---------- Given entries
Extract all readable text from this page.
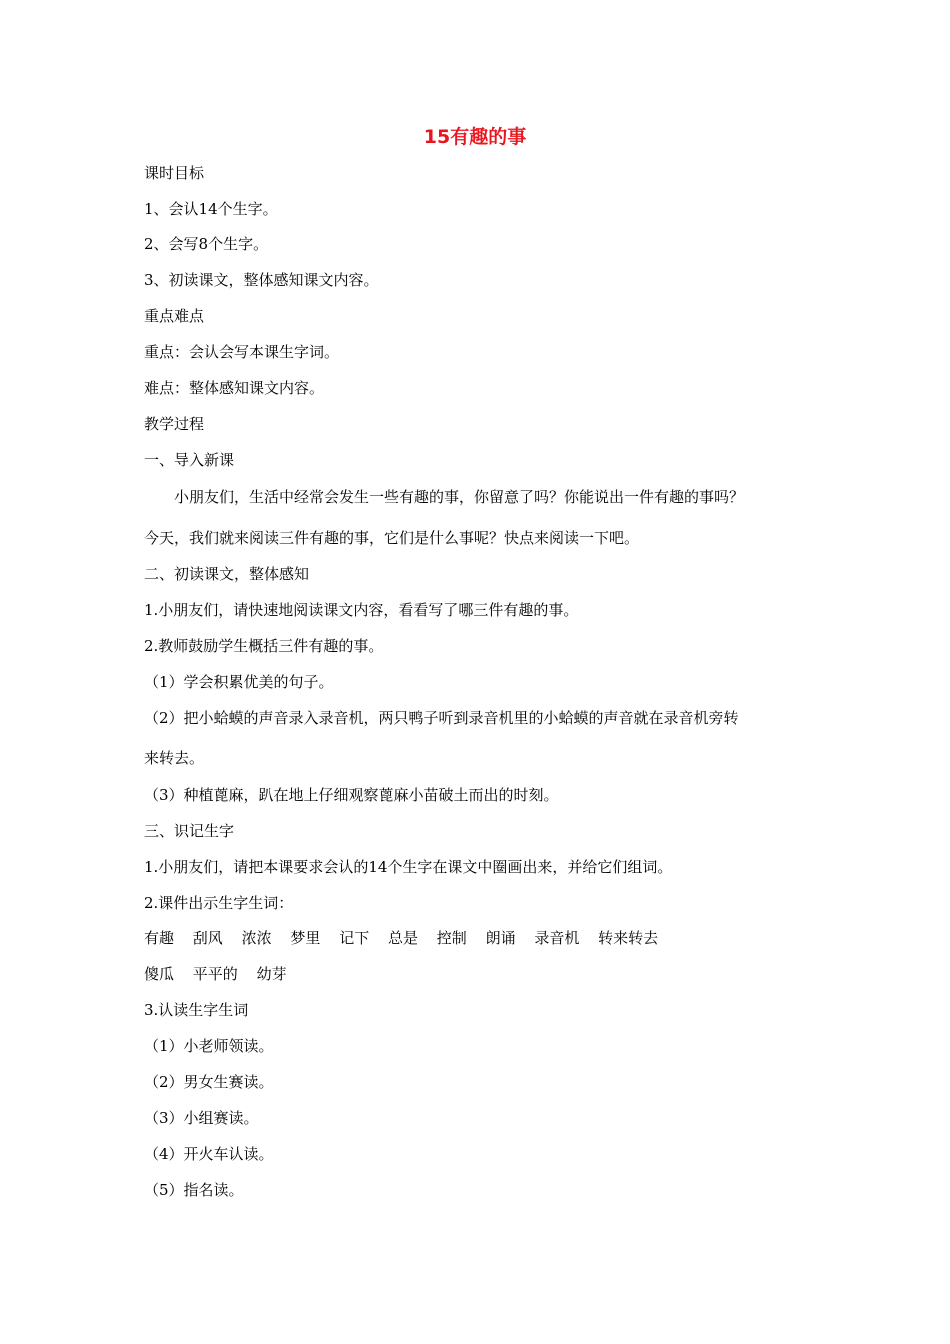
15有趣的事
课时目标
1、会认14个生字。
2、会写8个生字。
3、初读课文，整体感知课文内容。
重点难点
重点：会认会写本课生字词。
难点：整体感知课文内容。
教学过程
一、导入新课
小朋友们，生活中经常会发生一些有趣的事，你留意了吗？你能说出一件有趣的事吗？
今天，我们就来阅读三件有趣的事，它们是什么事呢？快点来阅读一下吧。
二、初读课文，整体感知
1.小朋友们，请快速地阅读课文内容，看看写了哪三件有趣的事。
2.教师鼓励学生概括三件有趣的事。
（1）学会积累优美的句子。
（2）把小蛤蟆的声音录入录音机，两只鸭子听到录音机里的小蛤蟆的声音就在录音机旁转
来转去。
（3）种植蓖麻，趴在地上仔细观察蓖麻小苗破土而出的时刻。
三、识记生字
1.小朋友们，请把本课要求会认的14个生字在课文中圈画出来，并给它们组词。
2.课件出示生字生词：
有趣 刮风 浓浓 梦里 记下 总是 控制 朗诵 录音机 转来转去
傻瓜 平平的 幼芽
3.认读生字生词
（1）小老师领读。
（2）男女生赛读。
（3）小组赛读。
（4）开火车认读。
（5）指名读。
--------------------
◆ **Exercise goal**: Write out the data precisely as given, excluding the pictures.

◆ **Full output**:
Extract all readable text from this page.
15有趣的事
课时目标
1、会认14个生字。
2、会写8个生字。
3、初读课文，整体感知课文内容。
重点难点
重点：会认会写本课生字词。
难点：整体感知课文内容。
教学过程
一、导入新课
小朋友们，生活中经常会发生一些有趣的事，你留意了吗？你能说出一件有趣的事吗？
今天，我们就来阅读三件有趣的事，它们是什么事呢？快点来阅读一下吧。
二、初读课文，整体感知
1.小朋友们，请快速地阅读课文内容，看看写了哪三件有趣的事。
2.教师鼓励学生概括三件有趣的事。
（1）学会积累优美的句子。
（2）把小蛤蟆的声音录入录音机，两只鸭子听到录音机里的小蛤蟆的声音就在录音机旁转
来转去。
（3）种植蓖麻，趴在地上仔细观察蓖麻小苗破土而出的时刻。
三、识记生字
1.小朋友们，请把本课要求会认的14个生字在课文中圈画出来，并给它们组词。
2.课件出示生字生词：
有趣 刮风 浓浓 梦里 记下 总是 控制 朗诵 录音机 转来转去
傻瓜 平平的 幼芽
3.认读生字生词
（1）小老师领读。
（2）男女生赛读。
（3）小组赛读。
（4）开火车认读。
（5）指名读。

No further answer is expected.